* OBJECTIVE:
Take the entries below and reproduce them word for word.

START INFORMATION GIVEN

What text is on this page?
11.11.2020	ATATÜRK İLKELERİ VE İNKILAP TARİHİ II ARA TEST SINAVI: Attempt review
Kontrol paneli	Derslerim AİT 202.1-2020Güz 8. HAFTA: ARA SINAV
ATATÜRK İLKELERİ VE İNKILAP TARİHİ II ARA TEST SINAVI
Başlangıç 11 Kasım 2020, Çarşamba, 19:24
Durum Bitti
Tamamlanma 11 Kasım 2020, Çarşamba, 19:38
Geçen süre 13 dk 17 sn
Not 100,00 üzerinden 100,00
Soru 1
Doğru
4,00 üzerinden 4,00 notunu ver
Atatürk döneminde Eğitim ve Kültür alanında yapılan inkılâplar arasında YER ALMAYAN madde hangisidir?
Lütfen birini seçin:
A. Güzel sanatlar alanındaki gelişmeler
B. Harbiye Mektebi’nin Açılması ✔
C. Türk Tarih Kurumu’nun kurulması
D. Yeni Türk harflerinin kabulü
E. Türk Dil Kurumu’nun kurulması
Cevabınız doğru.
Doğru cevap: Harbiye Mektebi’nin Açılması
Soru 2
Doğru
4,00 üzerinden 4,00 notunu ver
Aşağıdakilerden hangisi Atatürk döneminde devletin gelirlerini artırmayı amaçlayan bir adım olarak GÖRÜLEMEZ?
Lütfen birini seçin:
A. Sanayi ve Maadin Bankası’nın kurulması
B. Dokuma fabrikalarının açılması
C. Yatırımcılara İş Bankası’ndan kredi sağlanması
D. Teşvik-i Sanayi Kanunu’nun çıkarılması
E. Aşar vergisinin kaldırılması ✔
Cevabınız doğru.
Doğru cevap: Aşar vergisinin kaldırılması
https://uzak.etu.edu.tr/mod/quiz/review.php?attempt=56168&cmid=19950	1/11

END INFORMATION GIVEN

* REPLY TO THE EXERCISE:
What text is on this page?
11.11.2020	ATATÜRK İLKELERİ VE İNKILAP TARİHİ II ARA TEST SINAVI: Attempt review
Kontrol paneli	Derslerim AİT 202.1-2020Güz 8. HAFTA: ARA SINAV
ATATÜRK İLKELERİ VE İNKILAP TARİHİ II ARA TEST SINAVI
Başlangıç 11 Kasım 2020, Çarşamba, 19:24
Durum Bitti
Tamamlanma 11 Kasım 2020, Çarşamba, 19:38
Geçen süre 13 dk 17 sn
Not 100,00 üzerinden 100,00
Soru 1
Doğru
4,00 üzerinden 4,00 notunu ver
Atatürk döneminde Eğitim ve Kültür alanında yapılan inkılâplar arasında YER ALMAYAN madde hangisidir?
Lütfen birini seçin:
A. Güzel sanatlar alanındaki gelişmeler
B. Harbiye Mektebi’nin Açılması ✔
C. Türk Tarih Kurumu’nun kurulması
D. Yeni Türk harflerinin kabulü
E. Türk Dil Kurumu’nun kurulması
Cevabınız doğru.
Doğru cevap: Harbiye Mektebi’nin Açılması
Soru 2
Doğru
4,00 üzerinden 4,00 notunu ver
Aşağıdakilerden hangisi Atatürk döneminde devletin gelirlerini artırmayı amaçlayan bir adım olarak GÖRÜLEMEZ?
Lütfen birini seçin:
A. Sanayi ve Maadin Bankası’nın kurulması
B. Dokuma fabrikalarının açılması
C. Yatırımcılara İş Bankası’ndan kredi sağlanması
D. Teşvik-i Sanayi Kanunu’nun çıkarılması
E. Aşar vergisinin kaldırılması ✔
Cevabınız doğru.
Doğru cevap: Aşar vergisinin kaldırılması
https://uzak.etu.edu.tr/mod/quiz/review.php?attempt=56168&cmid=19950	1/11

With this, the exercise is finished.